Dataset excerpts:
=-=-=

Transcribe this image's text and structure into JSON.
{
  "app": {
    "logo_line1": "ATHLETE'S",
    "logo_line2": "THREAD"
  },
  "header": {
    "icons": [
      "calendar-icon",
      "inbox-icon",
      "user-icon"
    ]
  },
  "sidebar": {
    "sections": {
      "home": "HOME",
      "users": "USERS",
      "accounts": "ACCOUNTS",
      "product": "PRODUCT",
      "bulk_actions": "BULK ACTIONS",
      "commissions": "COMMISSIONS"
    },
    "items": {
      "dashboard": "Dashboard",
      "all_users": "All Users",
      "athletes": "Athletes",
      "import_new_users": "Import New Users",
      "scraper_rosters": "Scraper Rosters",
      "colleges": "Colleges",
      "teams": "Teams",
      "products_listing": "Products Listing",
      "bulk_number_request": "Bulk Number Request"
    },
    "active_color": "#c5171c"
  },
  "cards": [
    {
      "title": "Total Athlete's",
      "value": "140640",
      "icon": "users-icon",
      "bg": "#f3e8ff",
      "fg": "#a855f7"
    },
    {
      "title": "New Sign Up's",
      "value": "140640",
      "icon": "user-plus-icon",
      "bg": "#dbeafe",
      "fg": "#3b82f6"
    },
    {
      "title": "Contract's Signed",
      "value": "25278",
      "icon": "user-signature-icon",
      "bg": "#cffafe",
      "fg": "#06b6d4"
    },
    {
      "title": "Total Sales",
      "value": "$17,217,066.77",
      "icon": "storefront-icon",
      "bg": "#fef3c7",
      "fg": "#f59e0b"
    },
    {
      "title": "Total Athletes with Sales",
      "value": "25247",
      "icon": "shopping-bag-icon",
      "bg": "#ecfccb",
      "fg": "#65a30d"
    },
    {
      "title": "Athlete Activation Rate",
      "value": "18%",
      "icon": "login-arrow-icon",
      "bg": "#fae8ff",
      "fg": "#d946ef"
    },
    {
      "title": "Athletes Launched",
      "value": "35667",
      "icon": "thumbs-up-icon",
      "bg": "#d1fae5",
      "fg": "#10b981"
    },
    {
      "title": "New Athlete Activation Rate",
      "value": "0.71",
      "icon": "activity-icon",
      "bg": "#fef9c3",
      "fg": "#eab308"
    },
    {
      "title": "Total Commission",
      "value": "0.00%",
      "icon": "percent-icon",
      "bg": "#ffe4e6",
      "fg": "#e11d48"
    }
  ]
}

=-=-=

Short task –
Repeat each record exactly. Omit nothing.

Written response –
Transcribe this image's text and structure into JSON.
{
  "app": {
    "logo_line1": "ATHLETE'S",
    "logo_line2": "THREAD"
  },
  "header": {
    "icons": [
      "calendar-icon",
      "inbox-icon",
      "user-icon"
    ]
  },
  "sidebar": {
    "sections": {
      "home": "HOME",
      "users": "USERS",
      "accounts": "ACCOUNTS",
      "product": "PRODUCT",
      "bulk_actions": "BULK ACTIONS",
      "commissions": "COMMISSIONS"
    },
    "items": {
      "dashboard": "Dashboard",
      "all_users": "All Users",
      "athletes": "Athletes",
      "import_new_users": "Import New Users",
      "scraper_rosters": "Scraper Rosters",
      "colleges": "Colleges",
      "teams": "Teams",
      "products_listing": "Products Listing",
      "bulk_number_request": "Bulk Number Request"
    },
    "active_color": "#c5171c"
  },
  "cards": [
    {
      "title": "Total Athlete's",
      "value": "140640",
      "icon": "users-icon",
      "bg": "#f3e8ff",
      "fg": "#a855f7"
    },
    {
      "title": "New Sign Up's",
      "value": "140640",
      "icon": "user-plus-icon",
      "bg": "#dbeafe",
      "fg": "#3b82f6"
    },
    {
      "title": "Contract's Signed",
      "value": "25278",
      "icon": "user-signature-icon",
      "bg": "#cffafe",
      "fg": "#06b6d4"
    },
    {
      "title": "Total Sales",
      "value": "$17,217,066.77",
      "icon": "storefront-icon",
      "bg": "#fef3c7",
      "fg": "#f59e0b"
    },
    {
      "title": "Total Athletes with Sales",
      "value": "25247",
      "icon": "shopping-bag-icon",
      "bg": "#ecfccb",
      "fg": "#65a30d"
    },
    {
      "title": "Athlete Activation Rate",
      "value": "18%",
      "icon": "login-arrow-icon",
      "bg": "#fae8ff",
      "fg": "#d946ef"
    },
    {
      "title": "Athletes Launched",
      "value": "35667",
      "icon": "thumbs-up-icon",
      "bg": "#d1fae5",
      "fg": "#10b981"
    },
    {
      "title": "New Athlete Activation Rate",
      "value": "0.71",
      "icon": "activity-icon",
      "bg": "#fef9c3",
      "fg": "#eab308"
    },
    {
      "title": "Total Commission",
      "value": "0.00%",
      "icon": "percent-icon",
      "bg": "#ffe4e6",
      "fg": "#e11d48"
    }
  ]
}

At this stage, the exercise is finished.